● WORK INSTRUCTIONS:
Your task is to repeat the entries underneath exactly, minus the pictures.

Chart and figure data:
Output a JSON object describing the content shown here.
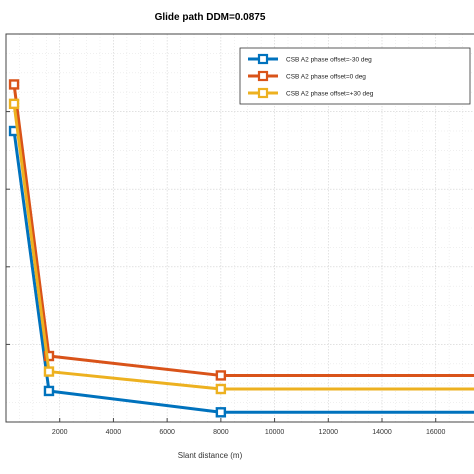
{
  "chart_data": {
    "type": "line",
    "title": "Glide path DDM=0.0875",
    "xlabel": "Slant distance (m)",
    "ylabel": "",
    "xlim": [
      0,
      17500
    ],
    "ylim": [
      0,
      100
    ],
    "x_ticks": [
      2000,
      4000,
      6000,
      8000,
      10000,
      12000,
      14000,
      16000
    ],
    "grid": true,
    "legend_position": "top-right",
    "series": [
      {
        "name": "CSB A2 phase offset=-30 deg",
        "color": "#0072BD",
        "x": [
          300,
          1600,
          8000,
          17500
        ],
        "y": [
          75,
          8,
          2.5,
          2.5
        ]
      },
      {
        "name": "CSB A2 phase offset=0 deg",
        "color": "#D95319",
        "x": [
          300,
          1600,
          8000,
          17500
        ],
        "y": [
          87,
          17,
          12,
          12
        ]
      },
      {
        "name": "CSB A2 phase offset=+30 deg",
        "color": "#EDB120",
        "x": [
          300,
          1600,
          8000,
          17500
        ],
        "y": [
          82,
          13,
          8.5,
          8.5
        ]
      }
    ]
  }
}
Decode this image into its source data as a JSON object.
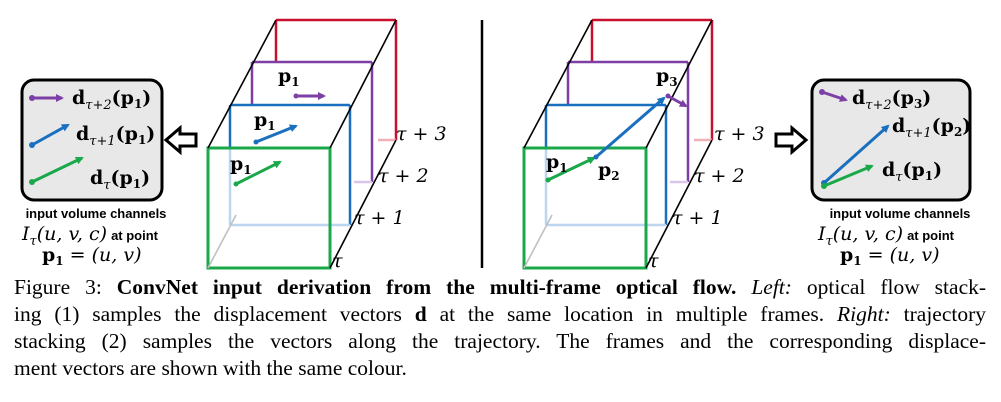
{
  "colors": {
    "frame_tau": "#1aa84a",
    "frame_tau1": "#1a6fbf",
    "frame_tau2": "#7d3fa6",
    "frame_tau3": "#c8102e",
    "panel_bg": "#e8e8e8"
  },
  "left_diagram": {
    "box_labels": {
      "tau": "τ",
      "tau1": "τ + 1",
      "tau2": "τ + 2",
      "tau3": "τ + 3"
    },
    "point_labels": [
      "p",
      "p",
      "p"
    ],
    "point_subscripts": [
      "1",
      "1",
      "1"
    ]
  },
  "right_diagram": {
    "box_labels": {
      "tau": "τ",
      "tau1": "τ + 1",
      "tau2": "τ + 2",
      "tau3": "τ + 3"
    },
    "point_labels": [
      "p",
      "p",
      "p"
    ],
    "point_subscripts": [
      "1",
      "2",
      "3"
    ]
  },
  "left_panel": {
    "vectors": [
      {
        "d": "d",
        "sub": "τ+2",
        "arg": "(p",
        "arg_sub": "1",
        "close": ")"
      },
      {
        "d": "d",
        "sub": "τ+1",
        "arg": "(p",
        "arg_sub": "1",
        "close": ")"
      },
      {
        "d": "d",
        "sub": "τ",
        "arg": "(p",
        "arg_sub": "1",
        "close": ")"
      }
    ],
    "caption_line1": "input volume channels",
    "caption_line2_math": "I",
    "caption_line2_sub": "τ",
    "caption_line2_args": "(u, v, c)",
    "caption_line2_text": "at point",
    "caption_line3": "= (u, v)",
    "caption_line3_p": "p",
    "caption_line3_sub": "1"
  },
  "right_panel": {
    "vectors": [
      {
        "d": "d",
        "sub": "τ+2",
        "arg": "(p",
        "arg_sub": "3",
        "close": ")"
      },
      {
        "d": "d",
        "sub": "τ+1",
        "arg": "(p",
        "arg_sub": "2",
        "close": ")"
      },
      {
        "d": "d",
        "sub": "τ",
        "arg": "(p",
        "arg_sub": "1",
        "close": ")"
      }
    ],
    "caption_line1": "input volume channels",
    "caption_line2_math": "I",
    "caption_line2_sub": "τ",
    "caption_line2_args": "(u, v, c)",
    "caption_line2_text": "at point",
    "caption_line3": "= (u, v)",
    "caption_line3_p": "p",
    "caption_line3_sub": "1"
  },
  "caption": {
    "label": "Figure 3:",
    "title": "ConvNet input derivation from the multi-frame optical flow.",
    "left_word": "Left:",
    "text1": "optical flow stack-",
    "line2_a": "ing (1) samples the displacement vectors",
    "line2_d": "d",
    "line2_b": "at the same location in multiple frames.",
    "right_word": "Right:",
    "line2_c": "trajectory",
    "line3": "stacking (2) samples the vectors along the trajectory.  The frames and the corresponding displace-",
    "line4": "ment vectors are shown with the same colour."
  }
}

● TASK OUTPUT:
Output a JSON object describing the content shown here.
{
  "chart_data": {
    "type": "line",
    "title": "Glide path DDM=0.0875",
    "xlabel": "Slant distance (m)",
    "ylabel": "",
    "xlim": [
      0,
      17500
    ],
    "ylim": [
      0,
      100
    ],
    "x_ticks": [
      2000,
      4000,
      6000,
      8000,
      10000,
      12000,
      14000,
      16000
    ],
    "grid": true,
    "legend_position": "top-right",
    "series": [
      {
        "name": "CSB A2 phase offset=-30 deg",
        "color": "#0072BD",
        "x": [
          300,
          1600,
          8000,
          17500
        ],
        "y": [
          75,
          8,
          2.5,
          2.5
        ]
      },
      {
        "name": "CSB A2 phase offset=0 deg",
        "color": "#D95319",
        "x": [
          300,
          1600,
          8000,
          17500
        ],
        "y": [
          87,
          17,
          12,
          12
        ]
      },
      {
        "name": "CSB A2 phase offset=+30 deg",
        "color": "#EDB120",
        "x": [
          300,
          1600,
          8000,
          17500
        ],
        "y": [
          82,
          13,
          8.5,
          8.5
        ]
      }
    ]
  }
}
Decode this image into its source data as a JSON object.
{
  "colors": {
    "frame_tau": "#1aa84a",
    "frame_tau1": "#1a6fbf",
    "frame_tau2": "#7d3fa6",
    "frame_tau3": "#c8102e",
    "panel_bg": "#e8e8e8"
  },
  "left_diagram": {
    "box_labels": {
      "tau": "τ",
      "tau1": "τ + 1",
      "tau2": "τ + 2",
      "tau3": "τ + 3"
    },
    "point_labels": [
      "p",
      "p",
      "p"
    ],
    "point_subscripts": [
      "1",
      "1",
      "1"
    ]
  },
  "right_diagram": {
    "box_labels": {
      "tau": "τ",
      "tau1": "τ + 1",
      "tau2": "τ + 2",
      "tau3": "τ + 3"
    },
    "point_labels": [
      "p",
      "p",
      "p"
    ],
    "point_subscripts": [
      "1",
      "2",
      "3"
    ]
  },
  "left_panel": {
    "vectors": [
      {
        "d": "d",
        "sub": "τ+2",
        "arg": "(p",
        "arg_sub": "1",
        "close": ")"
      },
      {
        "d": "d",
        "sub": "τ+1",
        "arg": "(p",
        "arg_sub": "1",
        "close": ")"
      },
      {
        "d": "d",
        "sub": "τ",
        "arg": "(p",
        "arg_sub": "1",
        "close": ")"
      }
    ],
    "caption_line1": "input volume channels",
    "caption_line2_math": "I",
    "caption_line2_sub": "τ",
    "caption_line2_args": "(u, v, c)",
    "caption_line2_text": "at point",
    "caption_line3": "= (u, v)",
    "caption_line3_p": "p",
    "caption_line3_sub": "1"
  },
  "right_panel": {
    "vectors": [
      {
        "d": "d",
        "sub": "τ+2",
        "arg": "(p",
        "arg_sub": "3",
        "close": ")"
      },
      {
        "d": "d",
        "sub": "τ+1",
        "arg": "(p",
        "arg_sub": "2",
        "close": ")"
      },
      {
        "d": "d",
        "sub": "τ",
        "arg": "(p",
        "arg_sub": "1",
        "close": ")"
      }
    ],
    "caption_line1": "input volume channels",
    "caption_line2_math": "I",
    "caption_line2_sub": "τ",
    "caption_line2_args": "(u, v, c)",
    "caption_line2_text": "at point",
    "caption_line3": "= (u, v)",
    "caption_line3_p": "p",
    "caption_line3_sub": "1"
  },
  "caption": {
    "label": "Figure 3:",
    "title": "ConvNet input derivation from the multi-frame optical flow.",
    "left_word": "Left:",
    "text1": "optical flow stack-",
    "line2_a": "ing (1) samples the displacement vectors",
    "line2_d": "d",
    "line2_b": "at the same location in multiple frames.",
    "right_word": "Right:",
    "line2_c": "trajectory",
    "line3": "stacking (2) samples the vectors along the trajectory.  The frames and the corresponding displace-",
    "line4": "ment vectors are shown with the same colour."
  }
}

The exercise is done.